**PROBLEM DETAILS:** Copy out the listing that follows, exactly, without its pictures.

(Items from a data source)
□ □ □ □

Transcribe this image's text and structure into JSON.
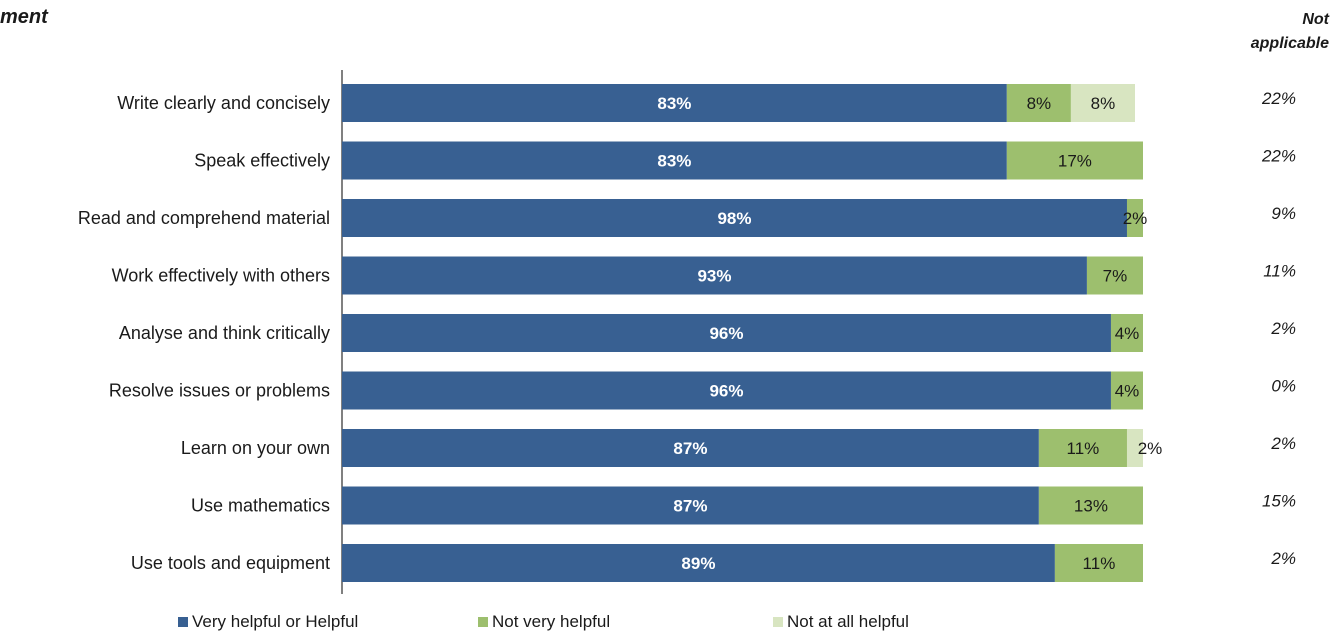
{
  "chart_data": {
    "type": "bar",
    "stacked": true,
    "orientation": "horizontal",
    "title_partial": "ment",
    "na_header": [
      "Not",
      "applicable"
    ],
    "categories": [
      "Write clearly and concisely",
      "Speak effectively",
      "Read and comprehend material",
      "Work effectively with others",
      "Analyse and think critically",
      "Resolve issues or problems",
      "Learn on your own",
      "Use mathematics",
      "Use tools and equipment"
    ],
    "series": [
      {
        "name": "Very helpful or Helpful",
        "color": "#386092",
        "values": [
          83,
          83,
          98,
          93,
          96,
          96,
          87,
          87,
          89
        ]
      },
      {
        "name": "Not very helpful",
        "color": "#9dbf6e",
        "values": [
          8,
          17,
          2,
          7,
          4,
          4,
          11,
          13,
          11
        ]
      },
      {
        "name": "Not at all helpful",
        "color": "#d8e5c1",
        "values": [
          8,
          0,
          0,
          0,
          0,
          0,
          2,
          0,
          0
        ]
      }
    ],
    "not_applicable": [
      "22%",
      "22%",
      "9%",
      "11%",
      "2%",
      "0%",
      "2%",
      "15%",
      "2%"
    ],
    "xlim": [
      0,
      100
    ],
    "grid": false,
    "legend_position": "bottom"
  }
}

□ □ □ □

**SOLUTION TO THIS EXERCISE:**
Transcribe this image's text and structure into JSON.
{
  "chart_data": {
    "type": "bar",
    "stacked": true,
    "orientation": "horizontal",
    "title_partial": "ment",
    "na_header": [
      "Not",
      "applicable"
    ],
    "categories": [
      "Write clearly and concisely",
      "Speak effectively",
      "Read and comprehend material",
      "Work effectively with others",
      "Analyse and think critically",
      "Resolve issues or problems",
      "Learn on your own",
      "Use mathematics",
      "Use tools and equipment"
    ],
    "series": [
      {
        "name": "Very helpful or Helpful",
        "color": "#386092",
        "values": [
          83,
          83,
          98,
          93,
          96,
          96,
          87,
          87,
          89
        ]
      },
      {
        "name": "Not very helpful",
        "color": "#9dbf6e",
        "values": [
          8,
          17,
          2,
          7,
          4,
          4,
          11,
          13,
          11
        ]
      },
      {
        "name": "Not at all helpful",
        "color": "#d8e5c1",
        "values": [
          8,
          0,
          0,
          0,
          0,
          0,
          2,
          0,
          0
        ]
      }
    ],
    "not_applicable": [
      "22%",
      "22%",
      "9%",
      "11%",
      "2%",
      "0%",
      "2%",
      "15%",
      "2%"
    ],
    "xlim": [
      0,
      100
    ],
    "grid": false,
    "legend_position": "bottom"
  }
}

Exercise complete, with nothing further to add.